Job – Retype everything in the listing, leaving each line exactly as it is.

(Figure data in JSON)
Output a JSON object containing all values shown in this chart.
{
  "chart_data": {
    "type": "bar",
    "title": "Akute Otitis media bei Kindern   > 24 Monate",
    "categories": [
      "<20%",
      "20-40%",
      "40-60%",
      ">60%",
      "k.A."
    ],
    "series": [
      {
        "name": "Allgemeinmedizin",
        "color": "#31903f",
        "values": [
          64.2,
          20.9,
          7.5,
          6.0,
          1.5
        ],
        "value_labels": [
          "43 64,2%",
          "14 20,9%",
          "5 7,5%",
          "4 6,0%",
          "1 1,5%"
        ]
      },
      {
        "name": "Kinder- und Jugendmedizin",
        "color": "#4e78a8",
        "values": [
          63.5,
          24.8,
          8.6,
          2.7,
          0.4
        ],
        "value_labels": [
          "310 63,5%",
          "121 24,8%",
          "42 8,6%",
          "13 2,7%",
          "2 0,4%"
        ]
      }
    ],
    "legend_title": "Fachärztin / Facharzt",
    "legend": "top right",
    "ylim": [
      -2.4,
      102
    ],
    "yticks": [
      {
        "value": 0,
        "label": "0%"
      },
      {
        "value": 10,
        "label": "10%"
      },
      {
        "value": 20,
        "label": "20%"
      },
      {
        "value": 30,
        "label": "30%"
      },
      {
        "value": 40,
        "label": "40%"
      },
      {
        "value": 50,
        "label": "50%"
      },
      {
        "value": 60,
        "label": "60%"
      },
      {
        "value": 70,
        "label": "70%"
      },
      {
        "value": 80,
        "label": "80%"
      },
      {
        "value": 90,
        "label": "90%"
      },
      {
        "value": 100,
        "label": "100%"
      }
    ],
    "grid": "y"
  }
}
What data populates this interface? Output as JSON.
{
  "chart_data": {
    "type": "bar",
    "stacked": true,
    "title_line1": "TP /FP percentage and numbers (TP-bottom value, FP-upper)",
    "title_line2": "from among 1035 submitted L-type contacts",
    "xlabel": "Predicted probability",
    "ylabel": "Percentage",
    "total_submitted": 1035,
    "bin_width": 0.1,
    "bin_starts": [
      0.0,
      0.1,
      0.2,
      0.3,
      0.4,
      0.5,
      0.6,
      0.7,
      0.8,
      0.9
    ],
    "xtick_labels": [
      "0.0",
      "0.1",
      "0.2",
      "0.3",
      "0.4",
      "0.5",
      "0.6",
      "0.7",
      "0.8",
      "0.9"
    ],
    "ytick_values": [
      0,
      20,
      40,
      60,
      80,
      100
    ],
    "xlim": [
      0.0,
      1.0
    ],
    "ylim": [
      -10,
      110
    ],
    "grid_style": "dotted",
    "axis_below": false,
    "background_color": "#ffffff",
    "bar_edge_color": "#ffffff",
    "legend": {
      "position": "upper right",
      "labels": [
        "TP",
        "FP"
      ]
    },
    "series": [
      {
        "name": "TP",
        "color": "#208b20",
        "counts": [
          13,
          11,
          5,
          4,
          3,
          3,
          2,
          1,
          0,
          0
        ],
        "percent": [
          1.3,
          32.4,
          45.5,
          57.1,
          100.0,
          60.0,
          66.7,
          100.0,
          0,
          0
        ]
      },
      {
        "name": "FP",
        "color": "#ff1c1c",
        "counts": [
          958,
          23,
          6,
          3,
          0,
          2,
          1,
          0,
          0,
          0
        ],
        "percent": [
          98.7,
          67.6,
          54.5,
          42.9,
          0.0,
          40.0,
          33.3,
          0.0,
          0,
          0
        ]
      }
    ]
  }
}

Answer to the exercise –
Output a JSON object containing all values shown in this chart.
{
  "chart_data": {
    "type": "bar",
    "title": "Akute Otitis media bei Kindern   > 24 Monate",
    "categories": [
      "<20%",
      "20-40%",
      "40-60%",
      ">60%",
      "k.A."
    ],
    "series": [
      {
        "name": "Allgemeinmedizin",
        "color": "#31903f",
        "values": [
          64.2,
          20.9,
          7.5,
          6.0,
          1.5
        ],
        "value_labels": [
          "43 64,2%",
          "14 20,9%",
          "5 7,5%",
          "4 6,0%",
          "1 1,5%"
        ]
      },
      {
        "name": "Kinder- und Jugendmedizin",
        "color": "#4e78a8",
        "values": [
          63.5,
          24.8,
          8.6,
          2.7,
          0.4
        ],
        "value_labels": [
          "310 63,5%",
          "121 24,8%",
          "42 8,6%",
          "13 2,7%",
          "2 0,4%"
        ]
      }
    ],
    "legend_title": "Fachärztin / Facharzt",
    "legend": "top right",
    "ylim": [
      -2.4,
      102
    ],
    "yticks": [
      {
        "value": 0,
        "label": "0%"
      },
      {
        "value": 10,
        "label": "10%"
      },
      {
        "value": 20,
        "label": "20%"
      },
      {
        "value": 30,
        "label": "30%"
      },
      {
        "value": 40,
        "label": "40%"
      },
      {
        "value": 50,
        "label": "50%"
      },
      {
        "value": 60,
        "label": "60%"
      },
      {
        "value": 70,
        "label": "70%"
      },
      {
        "value": 80,
        "label": "80%"
      },
      {
        "value": 90,
        "label": "90%"
      },
      {
        "value": 100,
        "label": "100%"
      }
    ],
    "grid": "y"
  }
}
What data populates this interface? Output as JSON.
{
  "chart_data": {
    "type": "bar",
    "stacked": true,
    "title_line1": "TP /FP percentage and numbers (TP-bottom value, FP-upper)",
    "title_line2": "from among 1035 submitted L-type contacts",
    "xlabel": "Predicted probability",
    "ylabel": "Percentage",
    "total_submitted": 1035,
    "bin_width": 0.1,
    "bin_starts": [
      0.0,
      0.1,
      0.2,
      0.3,
      0.4,
      0.5,
      0.6,
      0.7,
      0.8,
      0.9
    ],
    "xtick_labels": [
      "0.0",
      "0.1",
      "0.2",
      "0.3",
      "0.4",
      "0.5",
      "0.6",
      "0.7",
      "0.8",
      "0.9"
    ],
    "ytick_values": [
      0,
      20,
      40,
      60,
      80,
      100
    ],
    "xlim": [
      0.0,
      1.0
    ],
    "ylim": [
      -10,
      110
    ],
    "grid_style": "dotted",
    "axis_below": false,
    "background_color": "#ffffff",
    "bar_edge_color": "#ffffff",
    "legend": {
      "position": "upper right",
      "labels": [
        "TP",
        "FP"
      ]
    },
    "series": [
      {
        "name": "TP",
        "color": "#208b20",
        "counts": [
          13,
          11,
          5,
          4,
          3,
          3,
          2,
          1,
          0,
          0
        ],
        "percent": [
          1.3,
          32.4,
          45.5,
          57.1,
          100.0,
          60.0,
          66.7,
          100.0,
          0,
          0
        ]
      },
      {
        "name": "FP",
        "color": "#ff1c1c",
        "counts": [
          958,
          23,
          6,
          3,
          0,
          2,
          1,
          0,
          0,
          0
        ],
        "percent": [
          98.7,
          67.6,
          54.5,
          42.9,
          0.0,
          40.0,
          33.3,
          0.0,
          0,
          0
        ]
      }
    ]
  }
}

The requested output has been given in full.